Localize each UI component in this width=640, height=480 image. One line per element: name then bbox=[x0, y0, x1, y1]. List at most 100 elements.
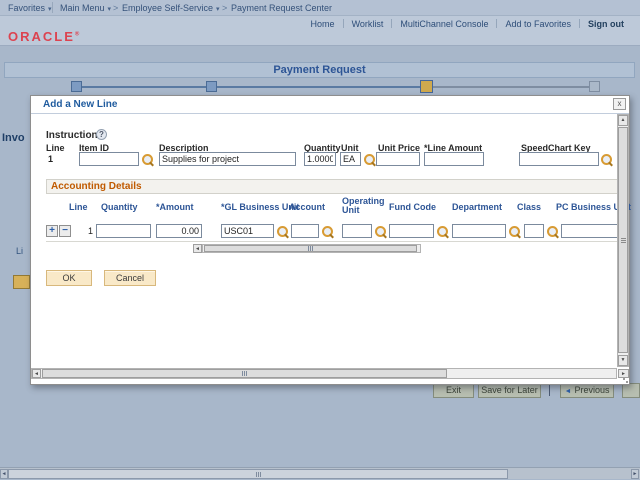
screen: Favorites▾ Main Menu▾ > Employee Self-Se… bbox=[0, 0, 640, 480]
sign-out-link[interactable]: Sign out bbox=[580, 19, 632, 29]
dialog-resize-grip[interactable] bbox=[621, 376, 628, 383]
background-button[interactable] bbox=[13, 275, 30, 289]
accounting-details-section-header: Accounting Details bbox=[46, 179, 619, 194]
row-amount-field[interactable] bbox=[156, 224, 202, 238]
dialog-horizontal-scrollbar[interactable]: ◄ bbox=[31, 368, 617, 379]
worklist-link[interactable]: Worklist bbox=[344, 19, 392, 29]
utility-links: Home Worklist MultiChannel Console Add t… bbox=[303, 17, 632, 30]
accounting-details-title: Accounting Details bbox=[51, 181, 142, 192]
row-department-field[interactable] bbox=[452, 224, 506, 238]
quantity-field[interactable] bbox=[304, 152, 336, 166]
gl-business-unit-lookup-icon[interactable] bbox=[276, 225, 289, 238]
page-scrollbar-thumb[interactable] bbox=[8, 469, 508, 479]
row-pc-business-unit-field[interactable] bbox=[561, 224, 618, 238]
line-number-value: 1 bbox=[48, 154, 53, 164]
train-stop-1 bbox=[71, 81, 82, 92]
home-link[interactable]: Home bbox=[303, 19, 343, 29]
train-track bbox=[428, 86, 594, 88]
col-class: Class bbox=[517, 202, 541, 212]
previous-arrow-icon: ◄ bbox=[565, 388, 572, 395]
cancel-button[interactable]: Cancel bbox=[104, 270, 156, 286]
description-field[interactable] bbox=[159, 152, 296, 166]
ok-button[interactable]: OK bbox=[46, 270, 92, 286]
row-line-number: 1 bbox=[81, 226, 93, 236]
unit-price-field[interactable] bbox=[376, 152, 420, 166]
row-operating-unit-field[interactable] bbox=[342, 224, 372, 238]
instructions-link[interactable]: Instructions bbox=[46, 130, 103, 141]
class-lookup-icon[interactable] bbox=[546, 225, 559, 238]
item-id-lookup-icon[interactable] bbox=[141, 153, 154, 166]
speedchart-lookup-icon[interactable] bbox=[600, 153, 613, 166]
train-track bbox=[77, 86, 426, 88]
grid-scrollbar-thumb[interactable] bbox=[204, 245, 417, 252]
scroll-up-icon[interactable]: ▲ bbox=[618, 115, 628, 126]
unit-field[interactable] bbox=[340, 152, 361, 166]
line-amount-field[interactable] bbox=[424, 152, 484, 166]
breadcrumb-chevron-icon: > bbox=[113, 3, 118, 13]
delete-row-button[interactable]: − bbox=[59, 225, 71, 237]
scroll-right-icon[interactable]: ► bbox=[631, 469, 639, 479]
breadcrumb-payment-request-center[interactable]: Payment Request Center bbox=[231, 3, 332, 13]
train-stop-2 bbox=[206, 81, 217, 92]
add-new-line-dialog: Add a New Line x Instructions ? Line Ite… bbox=[30, 95, 630, 385]
col-amount: *Amount bbox=[156, 202, 194, 212]
previous-button[interactable]: ◄Previous bbox=[560, 383, 614, 398]
add-row-button[interactable]: + bbox=[46, 225, 58, 237]
dialog-vscrollbar-thumb[interactable] bbox=[618, 127, 628, 353]
grid-divider bbox=[46, 241, 619, 242]
chevron-down-icon: ▾ bbox=[216, 6, 220, 13]
background-field-label: Li bbox=[16, 246, 23, 256]
chevron-down-icon: ▾ bbox=[48, 6, 52, 13]
breadcrumb-bar: Favorites▾ Main Menu▾ > Employee Self-Se… bbox=[0, 0, 640, 16]
col-account: Account bbox=[289, 202, 325, 212]
background-section-heading: Invo bbox=[2, 132, 25, 144]
dialog-title: Add a New Line bbox=[43, 99, 117, 110]
multichannel-console-link[interactable]: MultiChannel Console bbox=[392, 19, 496, 29]
department-lookup-icon[interactable] bbox=[508, 225, 521, 238]
row-class-field[interactable] bbox=[524, 224, 544, 238]
next-button-partial[interactable] bbox=[622, 383, 640, 398]
grid-scroll-left-icon[interactable]: ◄ bbox=[193, 244, 202, 253]
col-fund-code: Fund Code bbox=[389, 202, 436, 212]
col-gl-business-unit: *GL Business Unit bbox=[221, 202, 299, 212]
breadcrumb-employee-self-service[interactable]: Employee Self-Service▾ bbox=[122, 3, 220, 13]
grid-horizontal-scrollbar[interactable] bbox=[202, 244, 421, 253]
page-title: Payment Request bbox=[4, 62, 635, 78]
col-department: Department bbox=[452, 202, 502, 212]
line-label: Line bbox=[46, 143, 65, 153]
exit-button[interactable]: Exit bbox=[433, 383, 474, 398]
row-fund-code-field[interactable] bbox=[389, 224, 434, 238]
row-account-field[interactable] bbox=[291, 224, 319, 238]
row-quantity-field[interactable] bbox=[96, 224, 151, 238]
dialog-hscrollbar-thumb[interactable] bbox=[42, 369, 447, 378]
dialog-vertical-scrollbar[interactable]: ▲ ▼ bbox=[617, 114, 629, 367]
operating-unit-lookup-icon[interactable] bbox=[374, 225, 387, 238]
row-gl-business-unit-field[interactable] bbox=[221, 224, 274, 238]
favorites-menu[interactable]: Favorites▾ bbox=[8, 3, 52, 13]
train-stop-3-current bbox=[420, 80, 433, 93]
train-stop-4 bbox=[589, 81, 600, 92]
item-id-field[interactable] bbox=[79, 152, 139, 166]
fund-code-lookup-icon[interactable] bbox=[436, 225, 449, 238]
save-for-later-button[interactable]: Save for Later bbox=[478, 383, 541, 398]
chevron-down-icon: ▾ bbox=[108, 6, 112, 13]
col-quantity: Quantity bbox=[101, 202, 138, 212]
page-horizontal-scrollbar[interactable]: ◄ ► bbox=[0, 467, 640, 479]
breadcrumb-chevron-icon: > bbox=[222, 3, 227, 13]
main-menu[interactable]: Main Menu▾ bbox=[60, 3, 111, 13]
account-lookup-icon[interactable] bbox=[321, 225, 334, 238]
speedchart-key-field[interactable] bbox=[519, 152, 599, 166]
oracle-logo: ORACLE® bbox=[8, 29, 81, 44]
close-icon[interactable]: x bbox=[613, 98, 626, 110]
scroll-left-icon[interactable]: ◄ bbox=[32, 369, 41, 378]
col-operating-unit: Operating Unit bbox=[342, 197, 384, 215]
help-icon[interactable]: ? bbox=[96, 129, 107, 140]
footer-separator bbox=[549, 384, 550, 396]
col-line: Line bbox=[69, 202, 88, 212]
scroll-down-icon[interactable]: ▼ bbox=[618, 355, 628, 366]
dialog-titlebar: Add a New Line x bbox=[31, 96, 629, 114]
add-to-favorites-link[interactable]: Add to Favorites bbox=[497, 19, 579, 29]
scroll-left-icon[interactable]: ◄ bbox=[0, 469, 8, 479]
unit-lookup-icon[interactable] bbox=[363, 153, 376, 166]
breadcrumb-separator bbox=[52, 2, 53, 13]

....

**REQUIRED TASK**
Copy out all of the data above word for word, leaving out the pictures.

**REPLY**
Localize each UI component in this width=640, height=480 image. One line per element: name then bbox=[x0, y0, x1, y1]. List at most 100 elements.
screen: Favorites▾ Main Menu▾ > Employee Self-Se… bbox=[0, 0, 640, 480]
sign-out-link[interactable]: Sign out bbox=[580, 19, 632, 29]
dialog-resize-grip[interactable] bbox=[621, 376, 628, 383]
background-button[interactable] bbox=[13, 275, 30, 289]
accounting-details-section-header: Accounting Details bbox=[46, 179, 619, 194]
row-amount-field[interactable] bbox=[156, 224, 202, 238]
dialog-horizontal-scrollbar[interactable]: ◄ bbox=[31, 368, 617, 379]
worklist-link[interactable]: Worklist bbox=[344, 19, 392, 29]
utility-links: Home Worklist MultiChannel Console Add t… bbox=[303, 17, 632, 30]
accounting-details-title: Accounting Details bbox=[51, 181, 142, 192]
row-department-field[interactable] bbox=[452, 224, 506, 238]
quantity-field[interactable] bbox=[304, 152, 336, 166]
gl-business-unit-lookup-icon[interactable] bbox=[276, 225, 289, 238]
page-scrollbar-thumb[interactable] bbox=[8, 469, 508, 479]
row-pc-business-unit-field[interactable] bbox=[561, 224, 618, 238]
line-number-value: 1 bbox=[48, 154, 53, 164]
train-stop-1 bbox=[71, 81, 82, 92]
home-link[interactable]: Home bbox=[303, 19, 343, 29]
train-track bbox=[428, 86, 594, 88]
col-class: Class bbox=[517, 202, 541, 212]
previous-arrow-icon: ◄ bbox=[565, 388, 572, 395]
cancel-button[interactable]: Cancel bbox=[104, 270, 156, 286]
description-field[interactable] bbox=[159, 152, 296, 166]
ok-button[interactable]: OK bbox=[46, 270, 92, 286]
row-line-number: 1 bbox=[81, 226, 93, 236]
unit-price-field[interactable] bbox=[376, 152, 420, 166]
row-operating-unit-field[interactable] bbox=[342, 224, 372, 238]
instructions-link[interactable]: Instructions bbox=[46, 130, 103, 141]
class-lookup-icon[interactable] bbox=[546, 225, 559, 238]
item-id-lookup-icon[interactable] bbox=[141, 153, 154, 166]
speedchart-lookup-icon[interactable] bbox=[600, 153, 613, 166]
train-track bbox=[77, 86, 426, 88]
grid-scrollbar-thumb[interactable] bbox=[204, 245, 417, 252]
scroll-up-icon[interactable]: ▲ bbox=[618, 115, 628, 126]
unit-field[interactable] bbox=[340, 152, 361, 166]
line-amount-field[interactable] bbox=[424, 152, 484, 166]
breadcrumb-chevron-icon: > bbox=[113, 3, 118, 13]
delete-row-button[interactable]: − bbox=[59, 225, 71, 237]
scroll-right-icon[interactable]: ► bbox=[631, 469, 639, 479]
breadcrumb-payment-request-center[interactable]: Payment Request Center bbox=[231, 3, 332, 13]
train-stop-2 bbox=[206, 81, 217, 92]
add-new-line-dialog: Add a New Line x Instructions ? Line Ite… bbox=[30, 95, 630, 385]
col-amount: *Amount bbox=[156, 202, 194, 212]
previous-button[interactable]: ◄Previous bbox=[560, 383, 614, 398]
add-row-button[interactable]: + bbox=[46, 225, 58, 237]
dialog-vscrollbar-thumb[interactable] bbox=[618, 127, 628, 353]
grid-divider bbox=[46, 241, 619, 242]
chevron-down-icon: ▾ bbox=[216, 6, 220, 13]
background-field-label: Li bbox=[16, 246, 23, 256]
chevron-down-icon: ▾ bbox=[48, 6, 52, 13]
breadcrumb-bar: Favorites▾ Main Menu▾ > Employee Self-Se… bbox=[0, 0, 640, 16]
col-account: Account bbox=[289, 202, 325, 212]
background-section-heading: Invo bbox=[2, 132, 25, 144]
dialog-title: Add a New Line bbox=[43, 99, 117, 110]
multichannel-console-link[interactable]: MultiChannel Console bbox=[392, 19, 496, 29]
department-lookup-icon[interactable] bbox=[508, 225, 521, 238]
row-class-field[interactable] bbox=[524, 224, 544, 238]
next-button-partial[interactable] bbox=[622, 383, 640, 398]
grid-scroll-left-icon[interactable]: ◄ bbox=[193, 244, 202, 253]
col-fund-code: Fund Code bbox=[389, 202, 436, 212]
col-gl-business-unit: *GL Business Unit bbox=[221, 202, 299, 212]
breadcrumb-employee-self-service[interactable]: Employee Self-Service▾ bbox=[122, 3, 220, 13]
grid-horizontal-scrollbar[interactable] bbox=[202, 244, 421, 253]
page-title: Payment Request bbox=[4, 62, 635, 78]
col-department: Department bbox=[452, 202, 502, 212]
line-label: Line bbox=[46, 143, 65, 153]
exit-button[interactable]: Exit bbox=[433, 383, 474, 398]
row-fund-code-field[interactable] bbox=[389, 224, 434, 238]
row-account-field[interactable] bbox=[291, 224, 319, 238]
row-quantity-field[interactable] bbox=[96, 224, 151, 238]
dialog-hscrollbar-thumb[interactable] bbox=[42, 369, 447, 378]
dialog-vertical-scrollbar[interactable]: ▲ ▼ bbox=[617, 114, 629, 367]
operating-unit-lookup-icon[interactable] bbox=[374, 225, 387, 238]
row-gl-business-unit-field[interactable] bbox=[221, 224, 274, 238]
favorites-menu[interactable]: Favorites▾ bbox=[8, 3, 52, 13]
train-stop-3-current bbox=[420, 80, 433, 93]
train-stop-4 bbox=[589, 81, 600, 92]
item-id-field[interactable] bbox=[79, 152, 139, 166]
fund-code-lookup-icon[interactable] bbox=[436, 225, 449, 238]
save-for-later-button[interactable]: Save for Later bbox=[478, 383, 541, 398]
chevron-down-icon: ▾ bbox=[108, 6, 112, 13]
col-quantity: Quantity bbox=[101, 202, 138, 212]
page-horizontal-scrollbar[interactable]: ◄ ► bbox=[0, 467, 640, 479]
breadcrumb-chevron-icon: > bbox=[222, 3, 227, 13]
main-menu[interactable]: Main Menu▾ bbox=[60, 3, 111, 13]
account-lookup-icon[interactable] bbox=[321, 225, 334, 238]
speedchart-key-field[interactable] bbox=[519, 152, 599, 166]
oracle-logo: ORACLE® bbox=[8, 29, 81, 44]
close-icon[interactable]: x bbox=[613, 98, 626, 110]
scroll-left-icon[interactable]: ◄ bbox=[32, 369, 41, 378]
col-operating-unit: Operating Unit bbox=[342, 197, 384, 215]
help-icon[interactable]: ? bbox=[96, 129, 107, 140]
footer-separator bbox=[549, 384, 550, 396]
col-line: Line bbox=[69, 202, 88, 212]
scroll-down-icon[interactable]: ▼ bbox=[618, 355, 628, 366]
dialog-titlebar: Add a New Line x bbox=[31, 96, 629, 114]
add-to-favorites-link[interactable]: Add to Favorites bbox=[497, 19, 579, 29]
scroll-left-icon[interactable]: ◄ bbox=[0, 469, 8, 479]
unit-lookup-icon[interactable] bbox=[363, 153, 376, 166]
breadcrumb-separator bbox=[52, 2, 53, 13]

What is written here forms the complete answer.